═══ Source material ═══

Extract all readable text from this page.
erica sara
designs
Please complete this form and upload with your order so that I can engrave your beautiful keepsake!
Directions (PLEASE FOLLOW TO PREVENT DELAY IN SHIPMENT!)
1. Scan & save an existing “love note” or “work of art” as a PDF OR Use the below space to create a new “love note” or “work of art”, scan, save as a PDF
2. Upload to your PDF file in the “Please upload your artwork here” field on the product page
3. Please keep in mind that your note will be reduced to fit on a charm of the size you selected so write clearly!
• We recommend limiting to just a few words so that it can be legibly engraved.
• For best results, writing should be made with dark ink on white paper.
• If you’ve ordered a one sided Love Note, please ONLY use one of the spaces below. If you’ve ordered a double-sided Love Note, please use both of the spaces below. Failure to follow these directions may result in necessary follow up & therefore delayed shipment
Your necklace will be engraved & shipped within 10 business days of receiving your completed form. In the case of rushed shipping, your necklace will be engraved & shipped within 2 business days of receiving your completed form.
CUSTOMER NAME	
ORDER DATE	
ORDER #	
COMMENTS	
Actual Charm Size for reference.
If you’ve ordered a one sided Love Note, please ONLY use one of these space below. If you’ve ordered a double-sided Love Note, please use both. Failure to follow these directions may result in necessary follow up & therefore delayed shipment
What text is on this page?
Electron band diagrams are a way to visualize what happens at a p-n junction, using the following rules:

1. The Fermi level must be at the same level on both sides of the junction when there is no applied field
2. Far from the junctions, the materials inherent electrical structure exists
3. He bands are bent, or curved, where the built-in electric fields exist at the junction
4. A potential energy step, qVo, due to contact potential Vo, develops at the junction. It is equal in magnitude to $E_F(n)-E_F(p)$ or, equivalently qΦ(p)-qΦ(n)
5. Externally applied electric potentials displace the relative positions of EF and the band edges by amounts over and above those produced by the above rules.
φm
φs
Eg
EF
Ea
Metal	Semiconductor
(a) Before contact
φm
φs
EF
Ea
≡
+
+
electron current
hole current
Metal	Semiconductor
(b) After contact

═══

Give back the whole listing exactly as it reads.

Extract all readable text from this page.
erica sara
designs
Please complete this form and upload with your order so that I can engrave your beautiful keepsake!
Directions (PLEASE FOLLOW TO PREVENT DELAY IN SHIPMENT!)
1. Scan & save an existing “love note” or “work of art” as a PDF OR Use the below space to create a new “love note” or “work of art”, scan, save as a PDF
2. Upload to your PDF file in the “Please upload your artwork here” field on the product page
3. Please keep in mind that your note will be reduced to fit on a charm of the size you selected so write clearly!
• We recommend limiting to just a few words so that it can be legibly engraved.
• For best results, writing should be made with dark ink on white paper.
• If you’ve ordered a one sided Love Note, please ONLY use one of the spaces below. If you’ve ordered a double-sided Love Note, please use both of the spaces below. Failure to follow these directions may result in necessary follow up & therefore delayed shipment
Your necklace will be engraved & shipped within 10 business days of receiving your completed form. In the case of rushed shipping, your necklace will be engraved & shipped within 2 business days of receiving your completed form.
CUSTOMER NAME	
ORDER DATE	
ORDER #	
COMMENTS	
Actual Charm Size for reference.
If you’ve ordered a one sided Love Note, please ONLY use one of these space below. If you’ve ordered a double-sided Love Note, please use both. Failure to follow these directions may result in necessary follow up & therefore delayed shipment
What text is on this page?
Electron band diagrams are a way to visualize what happens at a p-n junction, using the following rules:

1. The Fermi level must be at the same level on both sides of the junction when there is no applied field
2. Far from the junctions, the materials inherent electrical structure exists
3. He bands are bent, or curved, where the built-in electric fields exist at the junction
4. A potential energy step, qVo, due to contact potential Vo, develops at the junction. It is equal in magnitude to $E_F(n)-E_F(p)$ or, equivalently qΦ(p)-qΦ(n)
5. Externally applied electric potentials displace the relative positions of EF and the band edges by amounts over and above those produced by the above rules.
φm
φs
Eg
EF
Ea
Metal	Semiconductor
(a) Before contact
φm
φs
EF
Ea
≡
+
+
electron current
hole current
Metal	Semiconductor
(b) After contact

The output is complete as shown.